Retype the listing that follows, exactly as written.
........
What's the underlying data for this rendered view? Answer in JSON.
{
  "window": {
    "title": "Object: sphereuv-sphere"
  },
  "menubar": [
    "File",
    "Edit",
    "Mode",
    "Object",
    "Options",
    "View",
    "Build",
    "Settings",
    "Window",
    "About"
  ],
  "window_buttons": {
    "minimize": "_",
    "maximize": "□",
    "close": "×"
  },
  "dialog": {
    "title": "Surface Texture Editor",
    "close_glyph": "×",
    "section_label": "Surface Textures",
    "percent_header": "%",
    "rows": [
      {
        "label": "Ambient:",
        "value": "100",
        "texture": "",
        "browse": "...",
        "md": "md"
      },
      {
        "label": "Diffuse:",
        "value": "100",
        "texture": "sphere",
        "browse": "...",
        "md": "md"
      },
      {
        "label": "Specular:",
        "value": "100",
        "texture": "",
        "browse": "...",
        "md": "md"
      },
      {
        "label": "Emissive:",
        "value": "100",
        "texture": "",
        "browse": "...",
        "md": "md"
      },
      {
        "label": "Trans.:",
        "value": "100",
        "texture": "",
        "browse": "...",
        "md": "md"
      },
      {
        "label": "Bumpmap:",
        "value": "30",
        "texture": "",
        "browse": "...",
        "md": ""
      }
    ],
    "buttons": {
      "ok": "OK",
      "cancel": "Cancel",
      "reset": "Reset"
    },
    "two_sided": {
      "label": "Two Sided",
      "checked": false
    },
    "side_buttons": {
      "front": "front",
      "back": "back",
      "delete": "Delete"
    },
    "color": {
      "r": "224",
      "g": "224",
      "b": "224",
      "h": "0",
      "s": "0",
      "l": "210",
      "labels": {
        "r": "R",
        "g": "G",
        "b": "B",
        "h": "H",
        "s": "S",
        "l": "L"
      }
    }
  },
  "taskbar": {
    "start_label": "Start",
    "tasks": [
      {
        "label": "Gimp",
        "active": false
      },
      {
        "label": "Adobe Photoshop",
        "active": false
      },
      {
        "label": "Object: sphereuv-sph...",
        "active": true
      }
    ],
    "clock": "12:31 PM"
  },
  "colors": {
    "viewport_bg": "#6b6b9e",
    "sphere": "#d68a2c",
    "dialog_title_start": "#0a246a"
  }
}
........
Complete output:
What's the underlying data for this rendered view? Answer in JSON.
{
  "window": {
    "title": "Object: sphereuv-sphere"
  },
  "menubar": [
    "File",
    "Edit",
    "Mode",
    "Object",
    "Options",
    "View",
    "Build",
    "Settings",
    "Window",
    "About"
  ],
  "window_buttons": {
    "minimize": "_",
    "maximize": "□",
    "close": "×"
  },
  "dialog": {
    "title": "Surface Texture Editor",
    "close_glyph": "×",
    "section_label": "Surface Textures",
    "percent_header": "%",
    "rows": [
      {
        "label": "Ambient:",
        "value": "100",
        "texture": "",
        "browse": "...",
        "md": "md"
      },
      {
        "label": "Diffuse:",
        "value": "100",
        "texture": "sphere",
        "browse": "...",
        "md": "md"
      },
      {
        "label": "Specular:",
        "value": "100",
        "texture": "",
        "browse": "...",
        "md": "md"
      },
      {
        "label": "Emissive:",
        "value": "100",
        "texture": "",
        "browse": "...",
        "md": "md"
      },
      {
        "label": "Trans.:",
        "value": "100",
        "texture": "",
        "browse": "...",
        "md": "md"
      },
      {
        "label": "Bumpmap:",
        "value": "30",
        "texture": "",
        "browse": "...",
        "md": ""
      }
    ],
    "buttons": {
      "ok": "OK",
      "cancel": "Cancel",
      "reset": "Reset"
    },
    "two_sided": {
      "label": "Two Sided",
      "checked": false
    },
    "side_buttons": {
      "front": "front",
      "back": "back",
      "delete": "Delete"
    },
    "color": {
      "r": "224",
      "g": "224",
      "b": "224",
      "h": "0",
      "s": "0",
      "l": "210",
      "labels": {
        "r": "R",
        "g": "G",
        "b": "B",
        "h": "H",
        "s": "S",
        "l": "L"
      }
    }
  },
  "taskbar": {
    "start_label": "Start",
    "tasks": [
      {
        "label": "Gimp",
        "active": false
      },
      {
        "label": "Adobe Photoshop",
        "active": false
      },
      {
        "label": "Object: sphereuv-sph...",
        "active": true
      }
    ],
    "clock": "12:31 PM"
  },
  "colors": {
    "viewport_bg": "#6b6b9e",
    "sphere": "#d68a2c",
    "dialog_title_start": "#0a246a"
  }
}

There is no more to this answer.